AIM OF THE TASK » Copy out the material word for word, starting at the line that contains "Patent image size: (950, 660)." and ending at the line that contains "The pin 148 is at (352, 128).", with both of those lines included.

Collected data
** BEGIN **

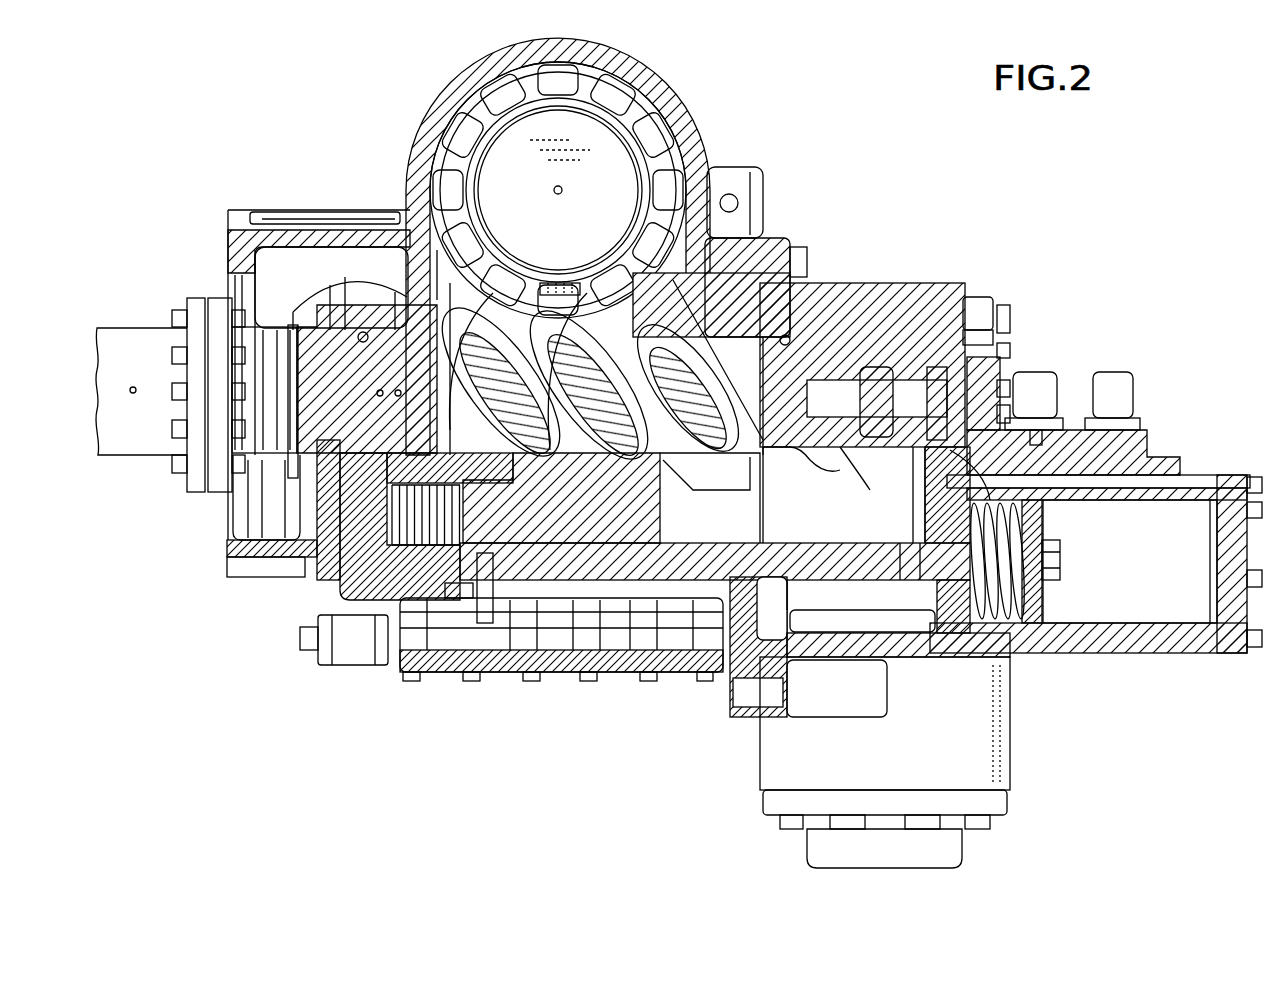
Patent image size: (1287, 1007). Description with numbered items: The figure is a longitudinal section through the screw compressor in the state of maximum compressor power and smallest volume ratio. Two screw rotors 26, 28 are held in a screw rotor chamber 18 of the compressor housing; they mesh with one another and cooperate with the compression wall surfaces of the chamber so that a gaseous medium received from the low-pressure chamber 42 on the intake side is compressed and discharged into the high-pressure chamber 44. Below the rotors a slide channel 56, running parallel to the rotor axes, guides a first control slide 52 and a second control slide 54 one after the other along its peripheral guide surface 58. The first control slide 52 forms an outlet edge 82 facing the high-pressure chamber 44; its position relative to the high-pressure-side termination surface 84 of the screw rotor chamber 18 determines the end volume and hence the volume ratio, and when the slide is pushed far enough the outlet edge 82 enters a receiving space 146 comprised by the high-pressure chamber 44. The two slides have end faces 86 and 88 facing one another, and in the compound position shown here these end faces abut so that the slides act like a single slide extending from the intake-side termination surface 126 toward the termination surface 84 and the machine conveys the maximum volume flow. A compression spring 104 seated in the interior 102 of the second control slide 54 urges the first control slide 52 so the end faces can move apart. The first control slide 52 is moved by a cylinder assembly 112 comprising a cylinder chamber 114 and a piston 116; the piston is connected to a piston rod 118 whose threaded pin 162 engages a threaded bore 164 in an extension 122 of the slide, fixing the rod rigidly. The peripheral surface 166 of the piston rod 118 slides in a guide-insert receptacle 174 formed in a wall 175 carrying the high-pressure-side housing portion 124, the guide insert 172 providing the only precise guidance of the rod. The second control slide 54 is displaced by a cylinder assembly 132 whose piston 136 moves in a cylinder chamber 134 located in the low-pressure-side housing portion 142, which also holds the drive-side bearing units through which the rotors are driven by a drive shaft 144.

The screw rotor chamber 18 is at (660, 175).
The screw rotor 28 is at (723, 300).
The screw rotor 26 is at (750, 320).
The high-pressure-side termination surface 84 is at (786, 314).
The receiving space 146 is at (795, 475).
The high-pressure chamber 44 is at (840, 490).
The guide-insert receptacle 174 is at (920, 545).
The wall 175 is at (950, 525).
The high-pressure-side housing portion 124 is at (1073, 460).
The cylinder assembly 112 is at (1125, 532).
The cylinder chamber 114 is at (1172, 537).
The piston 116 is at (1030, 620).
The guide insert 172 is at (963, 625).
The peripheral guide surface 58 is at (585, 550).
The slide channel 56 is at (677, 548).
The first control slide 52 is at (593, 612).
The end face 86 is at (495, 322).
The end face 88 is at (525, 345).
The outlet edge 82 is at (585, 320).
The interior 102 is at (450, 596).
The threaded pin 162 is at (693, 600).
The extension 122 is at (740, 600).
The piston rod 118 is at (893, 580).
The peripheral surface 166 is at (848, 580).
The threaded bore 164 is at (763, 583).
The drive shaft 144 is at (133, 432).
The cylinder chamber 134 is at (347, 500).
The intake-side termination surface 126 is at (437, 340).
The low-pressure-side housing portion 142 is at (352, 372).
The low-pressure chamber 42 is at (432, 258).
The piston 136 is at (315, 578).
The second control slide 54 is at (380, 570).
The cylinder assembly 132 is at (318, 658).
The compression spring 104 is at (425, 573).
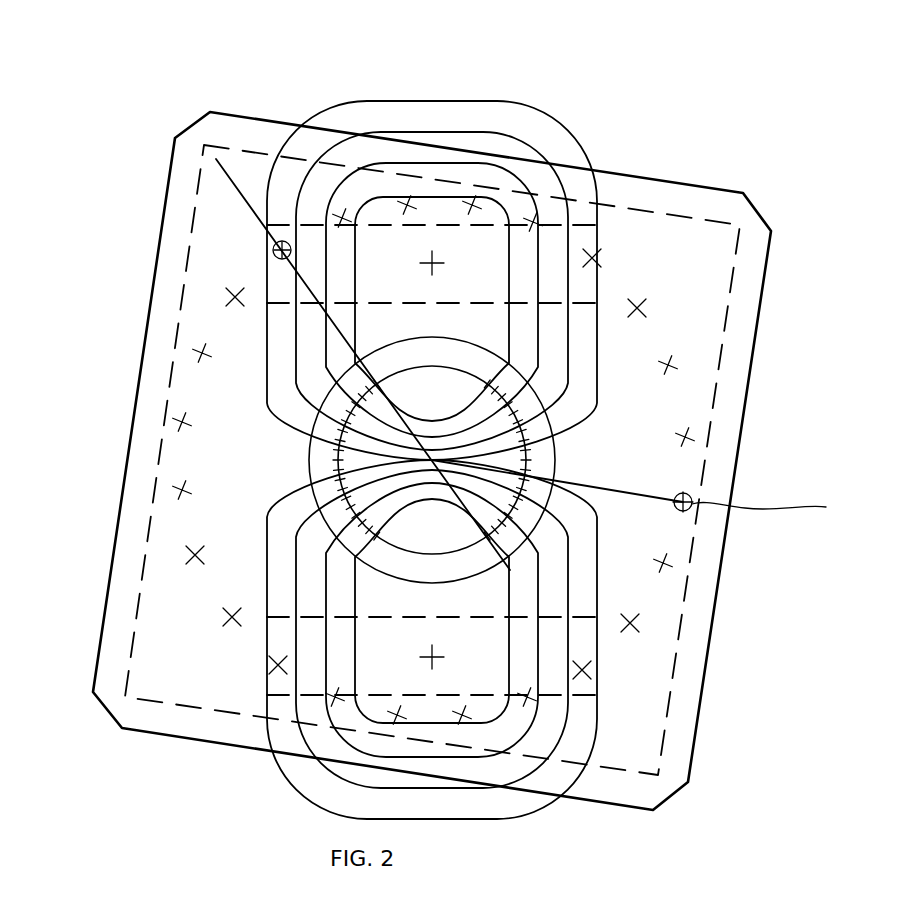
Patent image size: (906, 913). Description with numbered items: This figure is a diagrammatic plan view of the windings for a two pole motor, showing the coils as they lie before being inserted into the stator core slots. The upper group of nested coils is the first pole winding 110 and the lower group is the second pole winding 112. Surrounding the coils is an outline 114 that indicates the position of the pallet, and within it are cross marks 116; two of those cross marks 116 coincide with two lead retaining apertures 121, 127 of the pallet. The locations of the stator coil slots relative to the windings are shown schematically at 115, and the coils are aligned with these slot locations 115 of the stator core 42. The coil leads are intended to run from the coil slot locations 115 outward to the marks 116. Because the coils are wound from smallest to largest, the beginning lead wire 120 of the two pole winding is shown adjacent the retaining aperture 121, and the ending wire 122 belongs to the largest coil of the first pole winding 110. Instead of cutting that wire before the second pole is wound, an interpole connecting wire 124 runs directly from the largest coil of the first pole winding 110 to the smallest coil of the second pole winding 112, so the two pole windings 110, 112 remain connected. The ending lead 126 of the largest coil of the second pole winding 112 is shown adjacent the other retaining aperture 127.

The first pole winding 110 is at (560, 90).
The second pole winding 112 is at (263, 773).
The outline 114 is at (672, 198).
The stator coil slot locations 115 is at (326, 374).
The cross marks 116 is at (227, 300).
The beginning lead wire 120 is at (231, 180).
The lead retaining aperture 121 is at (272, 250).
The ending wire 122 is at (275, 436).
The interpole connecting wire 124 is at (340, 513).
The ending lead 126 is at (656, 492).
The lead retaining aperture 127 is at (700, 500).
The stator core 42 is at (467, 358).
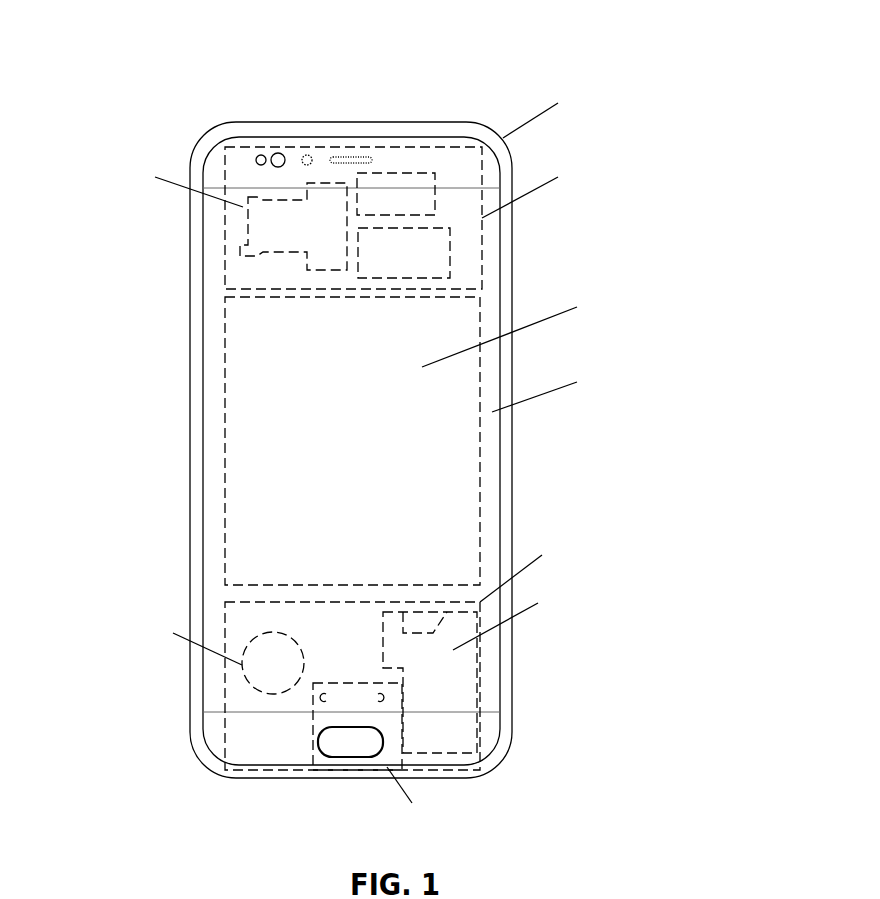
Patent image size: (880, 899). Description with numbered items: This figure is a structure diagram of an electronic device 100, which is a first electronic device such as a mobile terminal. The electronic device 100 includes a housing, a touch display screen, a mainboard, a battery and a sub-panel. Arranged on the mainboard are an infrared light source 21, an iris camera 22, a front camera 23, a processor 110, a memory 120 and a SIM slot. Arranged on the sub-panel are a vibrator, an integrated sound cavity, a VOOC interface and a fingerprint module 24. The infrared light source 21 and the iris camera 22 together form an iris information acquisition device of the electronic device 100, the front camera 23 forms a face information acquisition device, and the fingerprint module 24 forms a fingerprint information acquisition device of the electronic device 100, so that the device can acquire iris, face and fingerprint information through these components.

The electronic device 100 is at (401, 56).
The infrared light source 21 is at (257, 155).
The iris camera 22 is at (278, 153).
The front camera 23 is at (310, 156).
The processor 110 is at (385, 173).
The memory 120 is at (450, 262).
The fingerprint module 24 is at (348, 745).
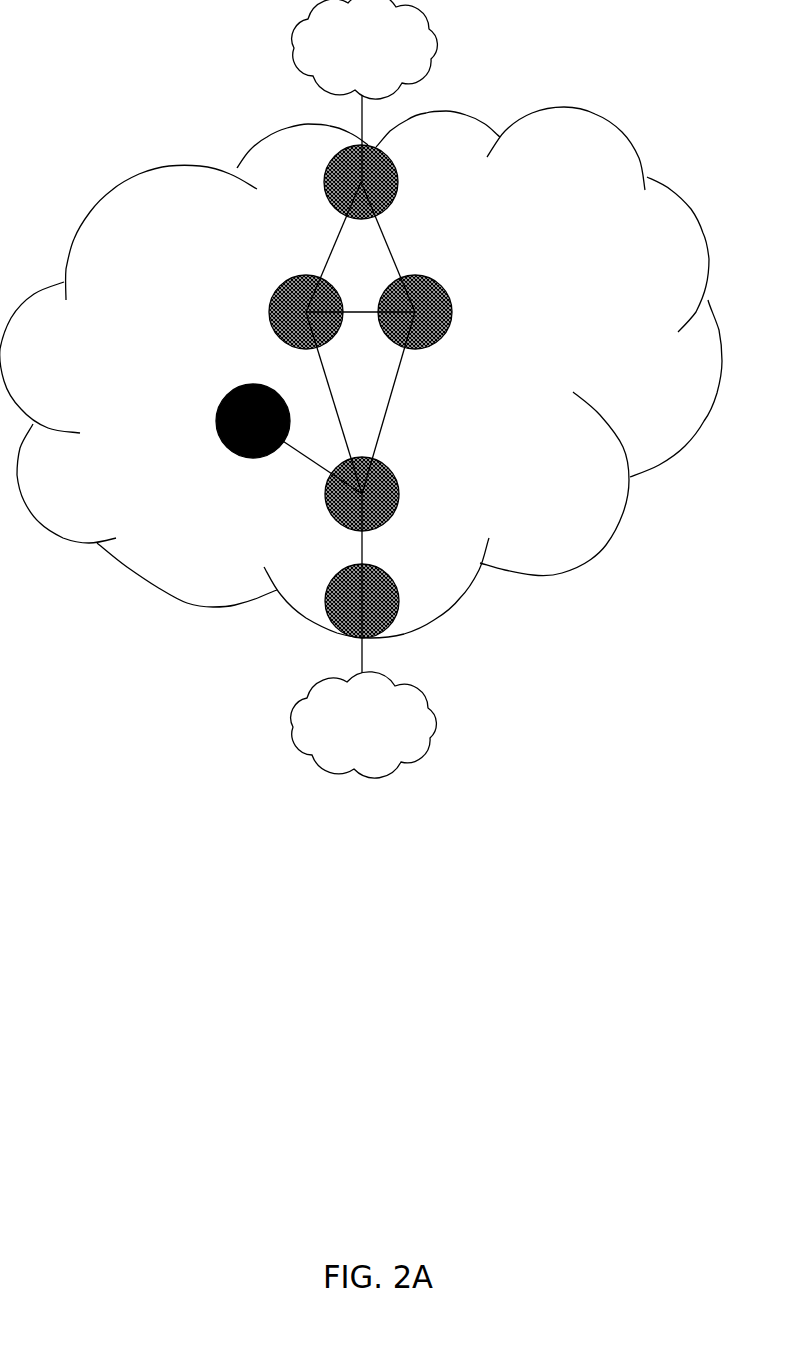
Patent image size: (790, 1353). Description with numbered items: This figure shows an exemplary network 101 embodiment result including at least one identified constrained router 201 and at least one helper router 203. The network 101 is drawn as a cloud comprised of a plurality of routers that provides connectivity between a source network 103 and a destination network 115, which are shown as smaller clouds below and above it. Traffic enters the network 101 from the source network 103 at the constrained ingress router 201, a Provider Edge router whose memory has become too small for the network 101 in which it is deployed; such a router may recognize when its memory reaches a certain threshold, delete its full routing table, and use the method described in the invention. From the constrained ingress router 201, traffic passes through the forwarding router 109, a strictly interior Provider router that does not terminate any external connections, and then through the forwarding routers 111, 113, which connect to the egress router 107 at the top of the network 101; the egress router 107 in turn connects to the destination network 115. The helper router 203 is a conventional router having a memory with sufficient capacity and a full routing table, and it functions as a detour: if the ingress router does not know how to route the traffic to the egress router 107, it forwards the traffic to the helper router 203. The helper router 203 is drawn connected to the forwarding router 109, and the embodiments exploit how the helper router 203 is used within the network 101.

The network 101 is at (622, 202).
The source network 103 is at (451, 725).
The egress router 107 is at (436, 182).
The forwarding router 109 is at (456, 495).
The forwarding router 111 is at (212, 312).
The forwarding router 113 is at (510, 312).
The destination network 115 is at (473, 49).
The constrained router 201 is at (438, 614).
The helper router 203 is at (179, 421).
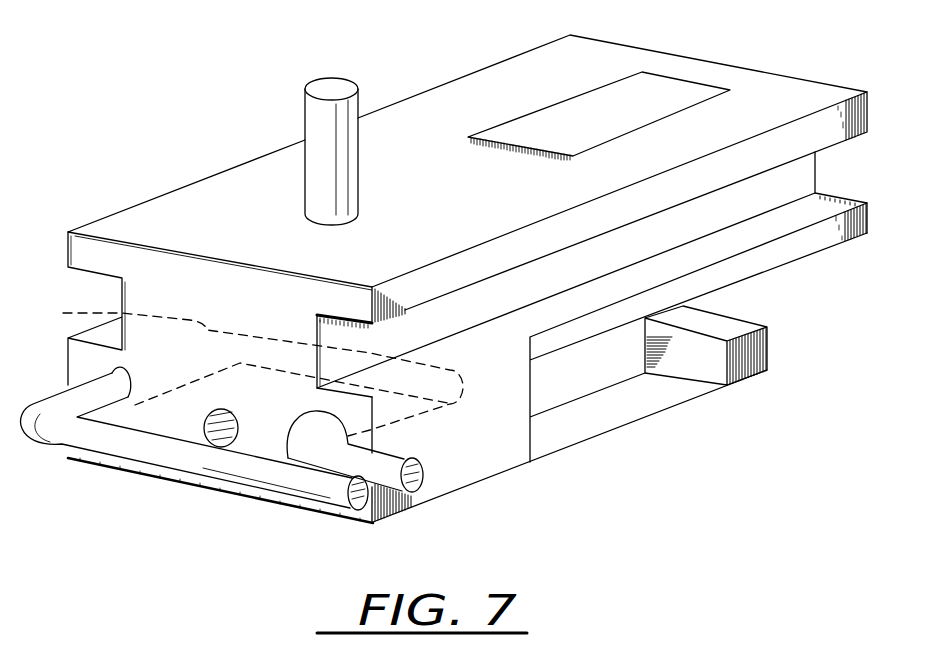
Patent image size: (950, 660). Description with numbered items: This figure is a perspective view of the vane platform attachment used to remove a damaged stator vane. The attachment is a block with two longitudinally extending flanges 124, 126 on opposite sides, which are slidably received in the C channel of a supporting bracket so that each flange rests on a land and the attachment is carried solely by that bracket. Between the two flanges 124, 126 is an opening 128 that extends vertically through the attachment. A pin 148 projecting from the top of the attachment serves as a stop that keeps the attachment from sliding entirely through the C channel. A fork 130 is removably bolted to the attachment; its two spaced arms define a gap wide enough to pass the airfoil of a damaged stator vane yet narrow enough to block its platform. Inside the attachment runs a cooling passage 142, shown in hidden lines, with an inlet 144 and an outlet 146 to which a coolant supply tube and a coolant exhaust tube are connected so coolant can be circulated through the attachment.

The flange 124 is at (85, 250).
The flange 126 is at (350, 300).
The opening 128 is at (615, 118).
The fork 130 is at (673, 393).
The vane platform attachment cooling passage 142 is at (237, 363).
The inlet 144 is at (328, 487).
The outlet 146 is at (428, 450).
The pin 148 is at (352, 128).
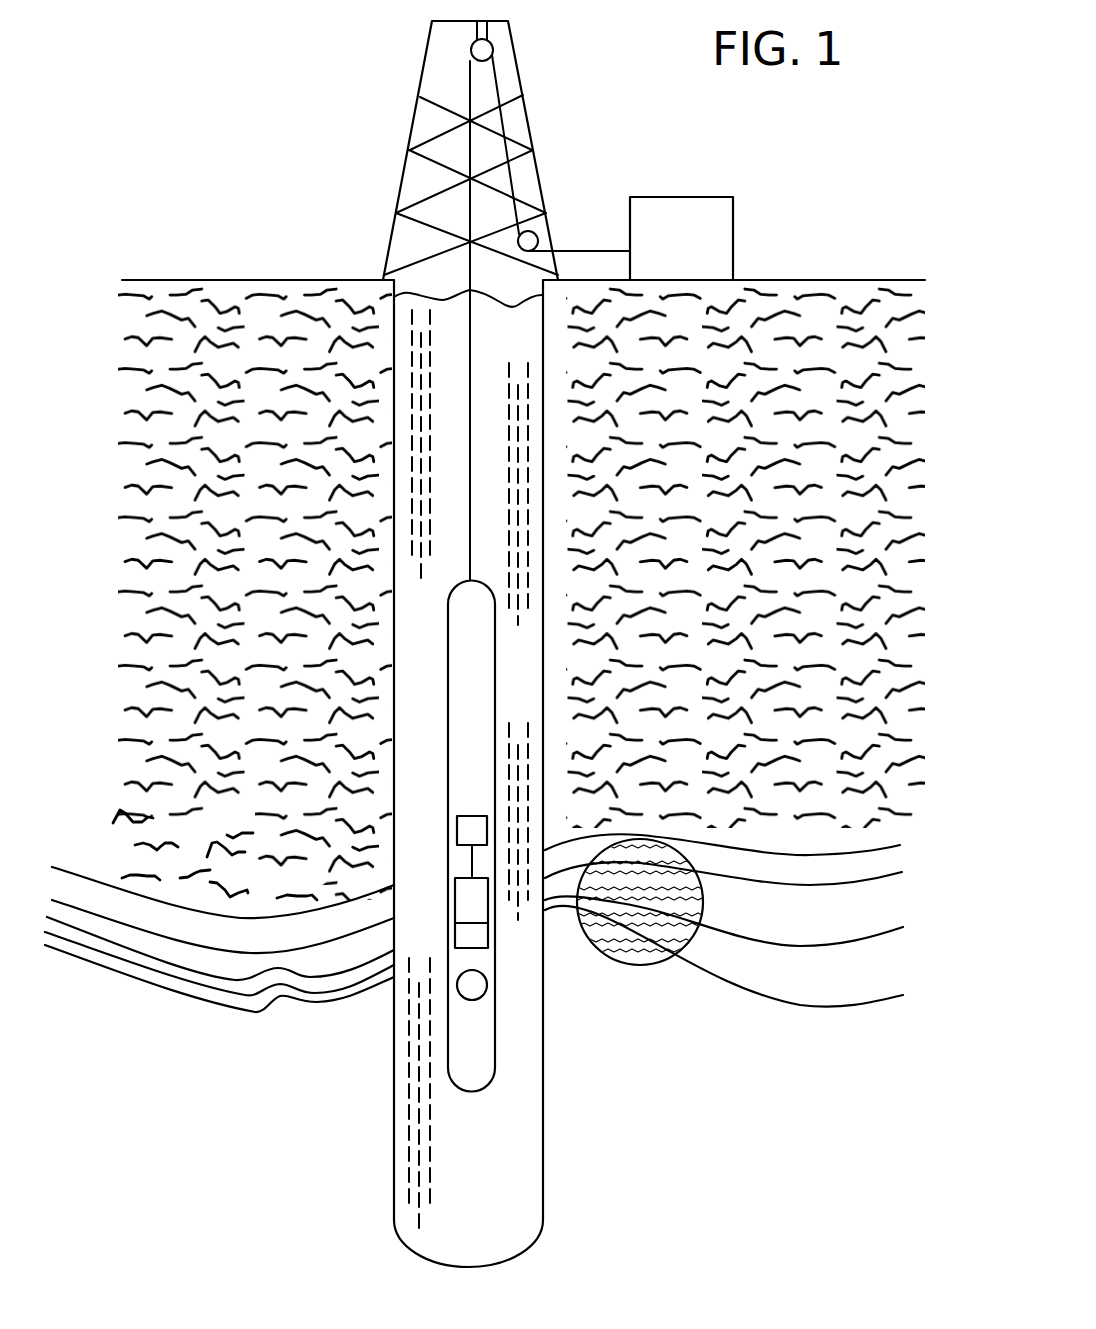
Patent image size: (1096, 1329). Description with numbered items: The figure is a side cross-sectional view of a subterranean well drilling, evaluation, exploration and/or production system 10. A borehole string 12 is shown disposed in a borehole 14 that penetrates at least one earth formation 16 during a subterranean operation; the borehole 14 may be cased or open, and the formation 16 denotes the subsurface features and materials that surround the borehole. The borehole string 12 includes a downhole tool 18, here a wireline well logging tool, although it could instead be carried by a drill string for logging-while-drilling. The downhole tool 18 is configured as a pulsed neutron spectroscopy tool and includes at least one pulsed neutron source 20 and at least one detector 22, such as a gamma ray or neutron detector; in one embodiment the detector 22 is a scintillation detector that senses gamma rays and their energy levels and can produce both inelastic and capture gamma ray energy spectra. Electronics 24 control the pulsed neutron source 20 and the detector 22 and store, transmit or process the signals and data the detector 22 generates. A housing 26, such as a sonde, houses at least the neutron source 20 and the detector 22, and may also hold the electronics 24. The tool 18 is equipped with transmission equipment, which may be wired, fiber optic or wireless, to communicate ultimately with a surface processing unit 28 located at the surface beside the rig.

** END **

ANSWER FOR THIS EXERCISE »
Patent image size: (950, 660). Description with numbered items: This figure is a perspective view of the vane platform attachment used to remove a damaged stator vane. The attachment is a block with two longitudinally extending flanges 124, 126 on opposite sides, which are slidably received in the C channel of a supporting bracket so that each flange rests on a land and the attachment is carried solely by that bracket. Between the two flanges 124, 126 is an opening 128 that extends vertically through the attachment. A pin 148 projecting from the top of the attachment serves as a stop that keeps the attachment from sliding entirely through the C channel. A fork 130 is removably bolted to the attachment; its two spaced arms define a gap wide enough to pass the airfoil of a damaged stator vane yet narrow enough to block its platform. Inside the attachment runs a cooling passage 142, shown in hidden lines, with an inlet 144 and an outlet 146 to which a coolant supply tube and a coolant exhaust tube are connected so coolant can be circulated through the attachment.

The flange 124 is at (85, 250).
The flange 126 is at (350, 300).
The opening 128 is at (615, 118).
The fork 130 is at (673, 393).
The vane platform attachment cooling passage 142 is at (237, 363).
The inlet 144 is at (328, 487).
The outlet 146 is at (428, 450).
The pin 148 is at (352, 128).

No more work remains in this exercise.